::: The data

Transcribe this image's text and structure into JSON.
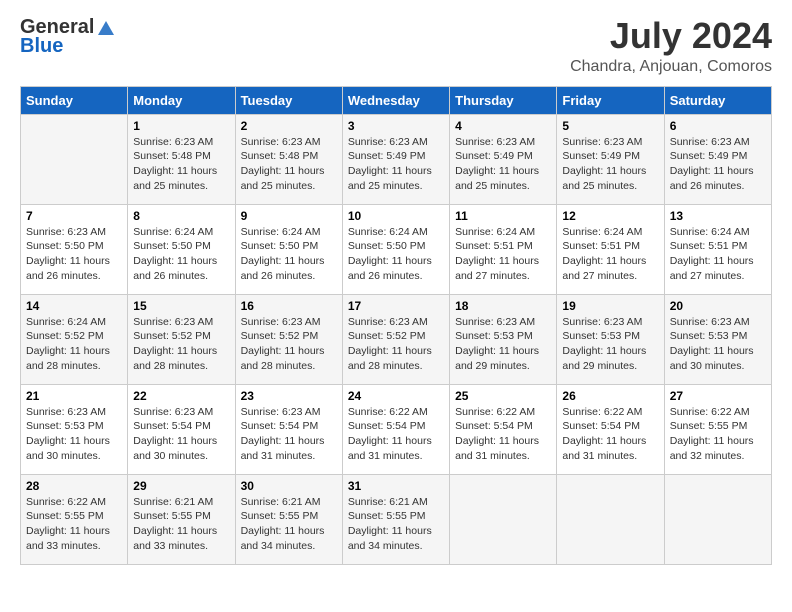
{
  "header": {
    "logo_line1": "General",
    "logo_line2": "Blue",
    "month": "July 2024",
    "location": "Chandra, Anjouan, Comoros"
  },
  "weekdays": [
    "Sunday",
    "Monday",
    "Tuesday",
    "Wednesday",
    "Thursday",
    "Friday",
    "Saturday"
  ],
  "weeks": [
    [
      {
        "day": "",
        "info": ""
      },
      {
        "day": "1",
        "info": "Sunrise: 6:23 AM\nSunset: 5:48 PM\nDaylight: 11 hours\nand 25 minutes."
      },
      {
        "day": "2",
        "info": "Sunrise: 6:23 AM\nSunset: 5:48 PM\nDaylight: 11 hours\nand 25 minutes."
      },
      {
        "day": "3",
        "info": "Sunrise: 6:23 AM\nSunset: 5:49 PM\nDaylight: 11 hours\nand 25 minutes."
      },
      {
        "day": "4",
        "info": "Sunrise: 6:23 AM\nSunset: 5:49 PM\nDaylight: 11 hours\nand 25 minutes."
      },
      {
        "day": "5",
        "info": "Sunrise: 6:23 AM\nSunset: 5:49 PM\nDaylight: 11 hours\nand 25 minutes."
      },
      {
        "day": "6",
        "info": "Sunrise: 6:23 AM\nSunset: 5:49 PM\nDaylight: 11 hours\nand 26 minutes."
      }
    ],
    [
      {
        "day": "7",
        "info": "Sunrise: 6:23 AM\nSunset: 5:50 PM\nDaylight: 11 hours\nand 26 minutes."
      },
      {
        "day": "8",
        "info": "Sunrise: 6:24 AM\nSunset: 5:50 PM\nDaylight: 11 hours\nand 26 minutes."
      },
      {
        "day": "9",
        "info": "Sunrise: 6:24 AM\nSunset: 5:50 PM\nDaylight: 11 hours\nand 26 minutes."
      },
      {
        "day": "10",
        "info": "Sunrise: 6:24 AM\nSunset: 5:50 PM\nDaylight: 11 hours\nand 26 minutes."
      },
      {
        "day": "11",
        "info": "Sunrise: 6:24 AM\nSunset: 5:51 PM\nDaylight: 11 hours\nand 27 minutes."
      },
      {
        "day": "12",
        "info": "Sunrise: 6:24 AM\nSunset: 5:51 PM\nDaylight: 11 hours\nand 27 minutes."
      },
      {
        "day": "13",
        "info": "Sunrise: 6:24 AM\nSunset: 5:51 PM\nDaylight: 11 hours\nand 27 minutes."
      }
    ],
    [
      {
        "day": "14",
        "info": "Sunrise: 6:24 AM\nSunset: 5:52 PM\nDaylight: 11 hours\nand 28 minutes."
      },
      {
        "day": "15",
        "info": "Sunrise: 6:23 AM\nSunset: 5:52 PM\nDaylight: 11 hours\nand 28 minutes."
      },
      {
        "day": "16",
        "info": "Sunrise: 6:23 AM\nSunset: 5:52 PM\nDaylight: 11 hours\nand 28 minutes."
      },
      {
        "day": "17",
        "info": "Sunrise: 6:23 AM\nSunset: 5:52 PM\nDaylight: 11 hours\nand 28 minutes."
      },
      {
        "day": "18",
        "info": "Sunrise: 6:23 AM\nSunset: 5:53 PM\nDaylight: 11 hours\nand 29 minutes."
      },
      {
        "day": "19",
        "info": "Sunrise: 6:23 AM\nSunset: 5:53 PM\nDaylight: 11 hours\nand 29 minutes."
      },
      {
        "day": "20",
        "info": "Sunrise: 6:23 AM\nSunset: 5:53 PM\nDaylight: 11 hours\nand 30 minutes."
      }
    ],
    [
      {
        "day": "21",
        "info": "Sunrise: 6:23 AM\nSunset: 5:53 PM\nDaylight: 11 hours\nand 30 minutes."
      },
      {
        "day": "22",
        "info": "Sunrise: 6:23 AM\nSunset: 5:54 PM\nDaylight: 11 hours\nand 30 minutes."
      },
      {
        "day": "23",
        "info": "Sunrise: 6:23 AM\nSunset: 5:54 PM\nDaylight: 11 hours\nand 31 minutes."
      },
      {
        "day": "24",
        "info": "Sunrise: 6:22 AM\nSunset: 5:54 PM\nDaylight: 11 hours\nand 31 minutes."
      },
      {
        "day": "25",
        "info": "Sunrise: 6:22 AM\nSunset: 5:54 PM\nDaylight: 11 hours\nand 31 minutes."
      },
      {
        "day": "26",
        "info": "Sunrise: 6:22 AM\nSunset: 5:54 PM\nDaylight: 11 hours\nand 31 minutes."
      },
      {
        "day": "27",
        "info": "Sunrise: 6:22 AM\nSunset: 5:55 PM\nDaylight: 11 hours\nand 32 minutes."
      }
    ],
    [
      {
        "day": "28",
        "info": "Sunrise: 6:22 AM\nSunset: 5:55 PM\nDaylight: 11 hours\nand 33 minutes."
      },
      {
        "day": "29",
        "info": "Sunrise: 6:21 AM\nSunset: 5:55 PM\nDaylight: 11 hours\nand 33 minutes."
      },
      {
        "day": "30",
        "info": "Sunrise: 6:21 AM\nSunset: 5:55 PM\nDaylight: 11 hours\nand 34 minutes."
      },
      {
        "day": "31",
        "info": "Sunrise: 6:21 AM\nSunset: 5:55 PM\nDaylight: 11 hours\nand 34 minutes."
      },
      {
        "day": "",
        "info": ""
      },
      {
        "day": "",
        "info": ""
      },
      {
        "day": "",
        "info": ""
      }
    ]
  ]
}
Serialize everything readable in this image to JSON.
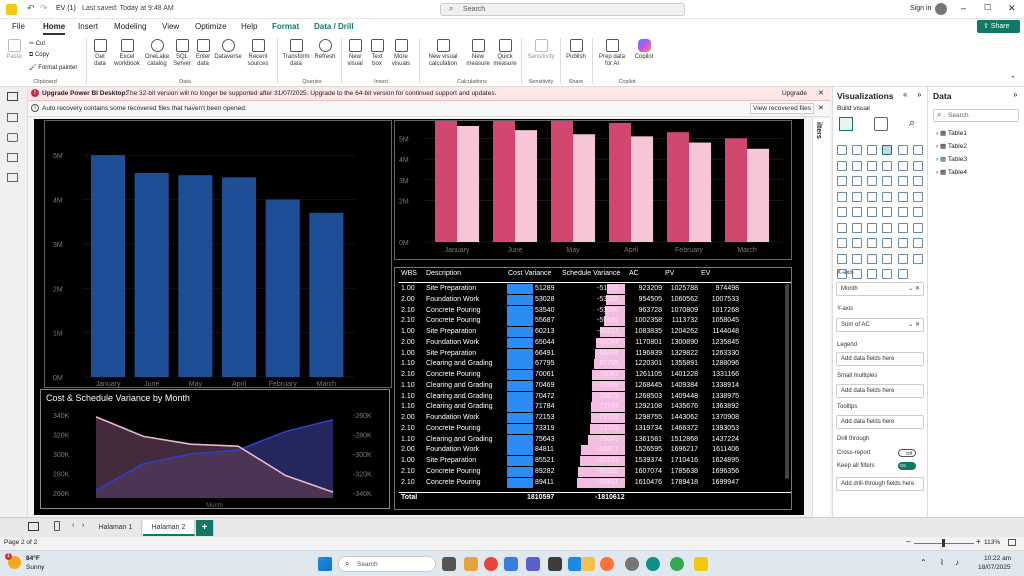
{
  "title_bar": {
    "file_name": "EV (1)",
    "saved": "Last saved: Today at 9:48 AM",
    "search": "Search",
    "sign_in": "Sign in"
  },
  "menu": {
    "items": [
      "File",
      "Home",
      "Insert",
      "Modeling",
      "View",
      "Optimize",
      "Help",
      "Format",
      "Data / Drill"
    ],
    "active": "Home",
    "share": "Share"
  },
  "ribbon": {
    "clipboard": {
      "paste": "Paste",
      "cut": "Cut",
      "copy": "Copy",
      "format_painter": "Format painter",
      "group": "Clipboard"
    },
    "data": {
      "items": [
        "Get data",
        "Excel workbook",
        "OneLake catalog",
        "SQL Server",
        "Enter data",
        "Dataverse",
        "Recent sources"
      ],
      "group": "Data"
    },
    "queries": {
      "items": [
        "Transform data",
        "Refresh"
      ],
      "group": "Queries"
    },
    "insert": {
      "items": [
        "New visual",
        "Text box",
        "More visuals"
      ],
      "group": "Insert"
    },
    "calculations": {
      "items": [
        "New visual calculation",
        "New measure",
        "Quick measure"
      ],
      "group": "Calculations"
    },
    "sensitivity": {
      "items": [
        "Sensitivity"
      ],
      "group": "Sensitivity"
    },
    "share": {
      "items": [
        "Publish"
      ],
      "group": "Share"
    },
    "copilot": {
      "items": [
        "Prep data for AI",
        "Copilot"
      ],
      "group": "Copilot"
    }
  },
  "notices": {
    "warn_bold": "Upgrade Power BI Desktop:",
    "warn_text": "The 32-bit version will no longer be supported after 31/07/2025. Upgrade to the 64-bit version for continued support and updates.",
    "upgrade": "Upgrade",
    "info_text": "Auto recovery contains some recovered files that haven't been opened.",
    "view_recovered": "View recovered files"
  },
  "chart_left_bar": {
    "type": "bar",
    "categories": [
      "January",
      "June",
      "May",
      "April",
      "February",
      "March"
    ],
    "values": [
      5.0,
      4.6,
      4.55,
      4.5,
      4.0,
      3.7
    ],
    "yticks": [
      "5M",
      "4M",
      "3M",
      "2M",
      "1M",
      "0M"
    ],
    "ylim": [
      0,
      5.5
    ],
    "color": "#1e4f96"
  },
  "chart_right_bar": {
    "type": "bar",
    "categories": [
      "January",
      "June",
      "May",
      "April",
      "February",
      "March"
    ],
    "series": [
      {
        "values": [
          6.0,
          5.9,
          5.85,
          5.75,
          5.3,
          5.0
        ],
        "color": "#d2476f"
      },
      {
        "values": [
          5.6,
          5.4,
          5.2,
          5.1,
          4.8,
          4.5
        ],
        "color": "#f6c6d8"
      }
    ],
    "yticks": [
      "5M",
      "4M",
      "3M",
      "2M",
      "1M",
      "0M"
    ],
    "ylim": [
      0,
      5.7
    ]
  },
  "chart_variance": {
    "type": "line",
    "title": "Cost & Schedule Variance by Month",
    "xlabel": "Month",
    "yticks_left": [
      "340K",
      "320K",
      "300K",
      "280K",
      "260K"
    ],
    "yticks_right": [
      "-260K",
      "-280K",
      "-300K",
      "-320K",
      "-340K"
    ],
    "series": [
      {
        "values": [
          263000,
          290000,
          300000,
          304000,
          323000,
          335000
        ],
        "color": "#2c3fc8"
      },
      {
        "values": [
          338000,
          318000,
          310000,
          308000,
          278000,
          261000
        ],
        "color": "#e9b7cd"
      }
    ],
    "ylim": [
      255000,
      345000
    ]
  },
  "table": {
    "headers": [
      "WBS",
      "Description",
      "Cost Variance",
      "Schedule Variance",
      "AC",
      "PV",
      "EV"
    ],
    "rows": [
      [
        "1.00",
        "Site Preparation",
        "51289",
        "-51289",
        "923209",
        "1025788",
        "974498"
      ],
      [
        "2.00",
        "Foundation Work",
        "53028",
        "-53028",
        "954505",
        "1060562",
        "1007533"
      ],
      [
        "2.10",
        "Concrete Pouring",
        "53540",
        "-53540",
        "963728",
        "1070809",
        "1017268"
      ],
      [
        "2.10",
        "Concrete Pouring",
        "55687",
        "-55687",
        "1002358",
        "1113732",
        "1058045"
      ],
      [
        "1.00",
        "Site Preparation",
        "60213",
        "-60213",
        "1083835",
        "1204262",
        "1144048"
      ],
      [
        "2.00",
        "Foundation Work",
        "65044",
        "-65044",
        "1170801",
        "1300890",
        "1235845"
      ],
      [
        "1.00",
        "Site Preparation",
        "66491",
        "-66491",
        "1196839",
        "1329822",
        "1263330"
      ],
      [
        "1.10",
        "Clearing and Grading",
        "67795",
        "-67795",
        "1220301",
        "1355891",
        "1288096"
      ],
      [
        "2.10",
        "Concrete Pouring",
        "70061",
        "-70061",
        "1261105",
        "1401228",
        "1331166"
      ],
      [
        "1.10",
        "Clearing and Grading",
        "70469",
        "-70469",
        "1268445",
        "1409384",
        "1338914"
      ],
      [
        "1.10",
        "Clearing and Grading",
        "70472",
        "-70472",
        "1268503",
        "1409448",
        "1338975"
      ],
      [
        "1.10",
        "Clearing and Grading",
        "71784",
        "-71784",
        "1292108",
        "1435676",
        "1363892"
      ],
      [
        "2.00",
        "Foundation Work",
        "72153",
        "-72153",
        "1298755",
        "1443062",
        "1370908"
      ],
      [
        "2.10",
        "Concrete Pouring",
        "73319",
        "-73319",
        "1319734",
        "1466372",
        "1393053"
      ],
      [
        "1.10",
        "Clearing and Grading",
        "75643",
        "-75643",
        "1361581",
        "1512868",
        "1437224"
      ],
      [
        "2.00",
        "Foundation Work",
        "84811",
        "-84811",
        "1526595",
        "1696217",
        "1611406"
      ],
      [
        "1.00",
        "Site Preparation",
        "85521",
        "-85521",
        "1539374",
        "1710416",
        "1624895"
      ],
      [
        "2.10",
        "Concrete Pouring",
        "89282",
        "-89282",
        "1607074",
        "1785638",
        "1696356"
      ],
      [
        "2.10",
        "Concrete Pouring",
        "89411",
        "-89411",
        "1610476",
        "1789418",
        "1699947"
      ]
    ],
    "total_label": "Total",
    "total_cv": "1810597",
    "total_sv": "-1810612"
  },
  "filters_label": "ilters",
  "viz_panel": {
    "title": "Visualizations",
    "build": "Build visual",
    "xaxis": "X-axis",
    "xaxis_val": "Month",
    "yaxis": "Y-axis",
    "yaxis_val": "Sum of AC",
    "legend": "Legend",
    "small_multiples": "Small multiples",
    "tooltips": "Tooltips",
    "drill": "Drill through",
    "cross_report": "Cross-report",
    "cross_state": "Off",
    "keep_filters": "Keep all filters",
    "keep_state": "On",
    "add_fields": "Add data fields here",
    "add_drill": "Add drill-through fields here"
  },
  "data_panel": {
    "title": "Data",
    "search": "Search",
    "tables": [
      "Table1",
      "Table2",
      "Table3",
      "Table4"
    ]
  },
  "pages": {
    "tabs": [
      "Halaman 1",
      "Halaman 2"
    ],
    "active": "Halaman 2",
    "add": "+"
  },
  "status": {
    "page": "Page 2 of 2",
    "zoom": "113%"
  },
  "taskbar": {
    "temp": "84°F",
    "weather": "Sunny",
    "search": "Search",
    "time": "10:22 am",
    "date": "18/07/2025",
    "badge": "1"
  }
}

::::::

Work to do: Return each full line of the entries that contains the word "color".

Finished answer:
    "color": "#1e4f96"
        "color": "#d2476f"
        "color": "#f6c6d8"
        "color": "#2c3fc8"
        "color": "#e9b7cd"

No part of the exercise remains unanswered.